RECORDS TO USE >>
──────────────────────────────

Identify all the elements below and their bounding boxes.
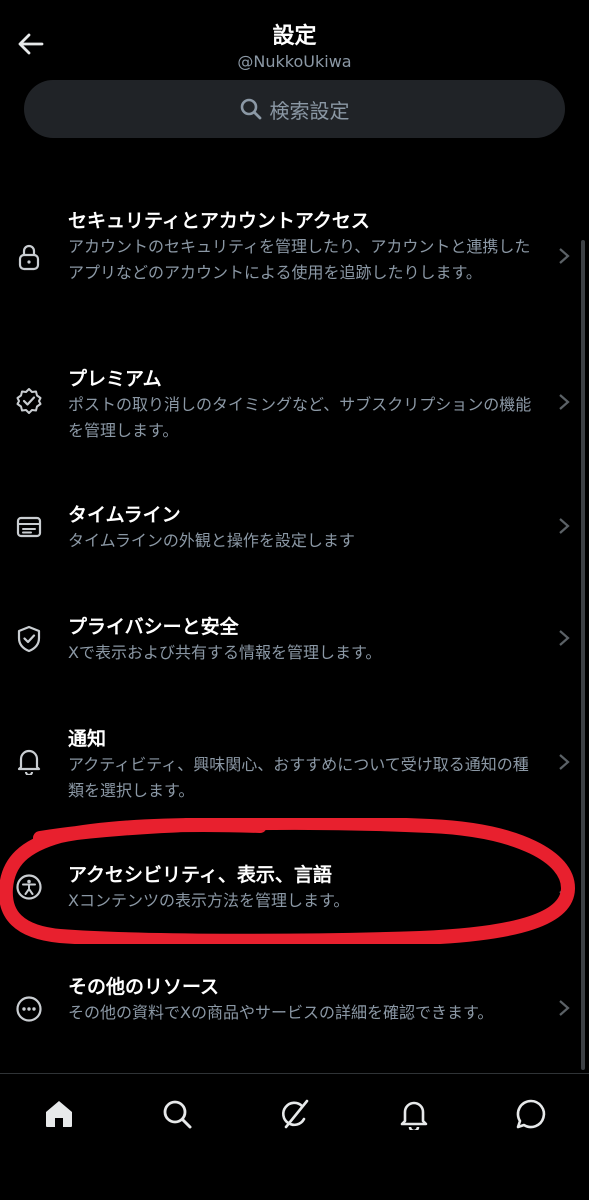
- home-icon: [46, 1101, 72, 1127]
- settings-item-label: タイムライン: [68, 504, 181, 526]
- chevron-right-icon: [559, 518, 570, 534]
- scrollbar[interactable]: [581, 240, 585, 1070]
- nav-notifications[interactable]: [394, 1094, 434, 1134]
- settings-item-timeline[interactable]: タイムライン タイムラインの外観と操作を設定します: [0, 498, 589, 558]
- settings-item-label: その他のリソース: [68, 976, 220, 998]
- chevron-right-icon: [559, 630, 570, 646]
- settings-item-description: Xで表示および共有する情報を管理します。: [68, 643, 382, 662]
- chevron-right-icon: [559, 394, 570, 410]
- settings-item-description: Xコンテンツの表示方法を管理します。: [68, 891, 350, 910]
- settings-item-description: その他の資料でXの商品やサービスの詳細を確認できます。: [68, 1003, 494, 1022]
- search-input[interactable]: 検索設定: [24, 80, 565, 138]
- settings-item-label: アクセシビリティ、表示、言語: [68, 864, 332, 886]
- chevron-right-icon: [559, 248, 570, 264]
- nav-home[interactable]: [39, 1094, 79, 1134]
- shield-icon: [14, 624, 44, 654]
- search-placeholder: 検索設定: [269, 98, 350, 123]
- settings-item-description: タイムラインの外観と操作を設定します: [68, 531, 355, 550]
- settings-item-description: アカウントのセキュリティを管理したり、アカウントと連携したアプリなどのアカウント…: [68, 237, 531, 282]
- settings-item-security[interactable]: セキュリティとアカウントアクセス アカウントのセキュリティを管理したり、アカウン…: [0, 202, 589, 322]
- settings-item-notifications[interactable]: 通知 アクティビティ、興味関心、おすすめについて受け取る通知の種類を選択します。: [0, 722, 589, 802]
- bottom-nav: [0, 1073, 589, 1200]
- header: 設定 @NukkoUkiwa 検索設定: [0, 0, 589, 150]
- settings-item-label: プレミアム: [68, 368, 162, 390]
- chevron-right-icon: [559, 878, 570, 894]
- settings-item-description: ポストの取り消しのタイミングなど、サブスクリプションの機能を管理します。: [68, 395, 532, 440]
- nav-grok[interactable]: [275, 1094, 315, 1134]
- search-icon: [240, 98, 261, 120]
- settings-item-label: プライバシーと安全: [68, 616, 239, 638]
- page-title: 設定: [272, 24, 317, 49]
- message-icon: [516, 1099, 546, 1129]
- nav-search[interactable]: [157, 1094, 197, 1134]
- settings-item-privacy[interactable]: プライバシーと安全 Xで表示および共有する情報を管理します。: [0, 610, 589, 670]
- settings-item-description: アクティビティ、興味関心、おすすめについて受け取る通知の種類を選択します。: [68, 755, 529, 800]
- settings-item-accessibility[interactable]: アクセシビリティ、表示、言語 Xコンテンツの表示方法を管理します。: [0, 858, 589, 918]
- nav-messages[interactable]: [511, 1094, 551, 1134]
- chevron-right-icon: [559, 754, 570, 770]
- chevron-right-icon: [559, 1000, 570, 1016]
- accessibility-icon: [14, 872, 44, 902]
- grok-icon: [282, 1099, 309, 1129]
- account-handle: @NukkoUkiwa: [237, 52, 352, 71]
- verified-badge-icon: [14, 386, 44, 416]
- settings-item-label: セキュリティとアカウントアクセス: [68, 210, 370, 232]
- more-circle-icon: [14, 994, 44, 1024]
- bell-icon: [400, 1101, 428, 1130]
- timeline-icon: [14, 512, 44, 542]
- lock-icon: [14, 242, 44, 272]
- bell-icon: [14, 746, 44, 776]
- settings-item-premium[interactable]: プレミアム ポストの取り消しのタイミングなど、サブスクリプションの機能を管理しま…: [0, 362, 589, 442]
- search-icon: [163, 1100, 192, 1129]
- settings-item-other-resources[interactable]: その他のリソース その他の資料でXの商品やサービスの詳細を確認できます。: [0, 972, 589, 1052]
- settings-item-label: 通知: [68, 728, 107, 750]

──────────────────────────────

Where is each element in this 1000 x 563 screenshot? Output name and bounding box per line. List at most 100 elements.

──────────────────────────────

WHAT YOU NEED TO DO >> Echo everything from the line containing "Identify all the" down to the line containing "891, 350, 910]", leaving out the pictures.

TASK RESPONSE >>
Identify all the elements below and their bounding boxes.
- home-icon: [46, 1101, 72, 1127]
- settings-item-label: タイムライン: [68, 504, 181, 526]
- chevron-right-icon: [559, 518, 570, 534]
- scrollbar[interactable]: [581, 240, 585, 1070]
- nav-notifications[interactable]: [394, 1094, 434, 1134]
- settings-item-timeline[interactable]: タイムライン タイムラインの外観と操作を設定します: [0, 498, 589, 558]
- settings-item-label: その他のリソース: [68, 976, 220, 998]
- chevron-right-icon: [559, 630, 570, 646]
- settings-item-description: Xで表示および共有する情報を管理します。: [68, 643, 382, 662]
- chevron-right-icon: [559, 394, 570, 410]
- settings-item-description: Xコンテンツの表示方法を管理します。: [68, 891, 350, 910]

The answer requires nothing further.